AVAILABLE RECORDS start
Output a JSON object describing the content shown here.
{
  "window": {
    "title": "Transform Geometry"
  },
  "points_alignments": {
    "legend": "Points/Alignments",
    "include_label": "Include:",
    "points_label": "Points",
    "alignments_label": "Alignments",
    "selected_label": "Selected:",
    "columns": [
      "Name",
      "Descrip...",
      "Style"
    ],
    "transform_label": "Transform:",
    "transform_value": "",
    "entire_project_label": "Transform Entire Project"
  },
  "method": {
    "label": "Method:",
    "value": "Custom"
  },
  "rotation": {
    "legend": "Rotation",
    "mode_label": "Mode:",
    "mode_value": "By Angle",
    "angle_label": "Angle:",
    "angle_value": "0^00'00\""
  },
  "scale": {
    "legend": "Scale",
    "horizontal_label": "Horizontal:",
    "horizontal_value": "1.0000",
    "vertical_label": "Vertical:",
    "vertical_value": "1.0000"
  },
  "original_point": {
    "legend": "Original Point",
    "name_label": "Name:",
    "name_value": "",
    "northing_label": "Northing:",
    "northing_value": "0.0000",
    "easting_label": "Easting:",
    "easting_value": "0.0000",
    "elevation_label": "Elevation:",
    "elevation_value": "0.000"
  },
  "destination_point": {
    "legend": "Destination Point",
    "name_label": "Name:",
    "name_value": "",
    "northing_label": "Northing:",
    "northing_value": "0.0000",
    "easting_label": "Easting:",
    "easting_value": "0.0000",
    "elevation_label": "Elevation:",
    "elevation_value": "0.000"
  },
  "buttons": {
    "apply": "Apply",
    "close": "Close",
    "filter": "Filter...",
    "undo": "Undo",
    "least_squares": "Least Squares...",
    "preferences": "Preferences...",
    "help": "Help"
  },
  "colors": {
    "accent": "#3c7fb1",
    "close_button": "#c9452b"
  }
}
AVAILABLE RECORDS end
• EXERCISE BRIEF: Transcribe each record exactly. Leave nothing out.

• EXERCISE SOLUTION:
Output a JSON object describing the content shown here.
{
  "window": {
    "title": "Transform Geometry"
  },
  "points_alignments": {
    "legend": "Points/Alignments",
    "include_label": "Include:",
    "points_label": "Points",
    "alignments_label": "Alignments",
    "selected_label": "Selected:",
    "columns": [
      "Name",
      "Descrip...",
      "Style"
    ],
    "transform_label": "Transform:",
    "transform_value": "",
    "entire_project_label": "Transform Entire Project"
  },
  "method": {
    "label": "Method:",
    "value": "Custom"
  },
  "rotation": {
    "legend": "Rotation",
    "mode_label": "Mode:",
    "mode_value": "By Angle",
    "angle_label": "Angle:",
    "angle_value": "0^00'00\""
  },
  "scale": {
    "legend": "Scale",
    "horizontal_label": "Horizontal:",
    "horizontal_value": "1.0000",
    "vertical_label": "Vertical:",
    "vertical_value": "1.0000"
  },
  "original_point": {
    "legend": "Original Point",
    "name_label": "Name:",
    "name_value": "",
    "northing_label": "Northing:",
    "northing_value": "0.0000",
    "easting_label": "Easting:",
    "easting_value": "0.0000",
    "elevation_label": "Elevation:",
    "elevation_value": "0.000"
  },
  "destination_point": {
    "legend": "Destination Point",
    "name_label": "Name:",
    "name_value": "",
    "northing_label": "Northing:",
    "northing_value": "0.0000",
    "easting_label": "Easting:",
    "easting_value": "0.0000",
    "elevation_label": "Elevation:",
    "elevation_value": "0.000"
  },
  "buttons": {
    "apply": "Apply",
    "close": "Close",
    "filter": "Filter...",
    "undo": "Undo",
    "least_squares": "Least Squares...",
    "preferences": "Preferences...",
    "help": "Help"
  },
  "colors": {
    "accent": "#3c7fb1",
    "close_button": "#c9452b"
  }
}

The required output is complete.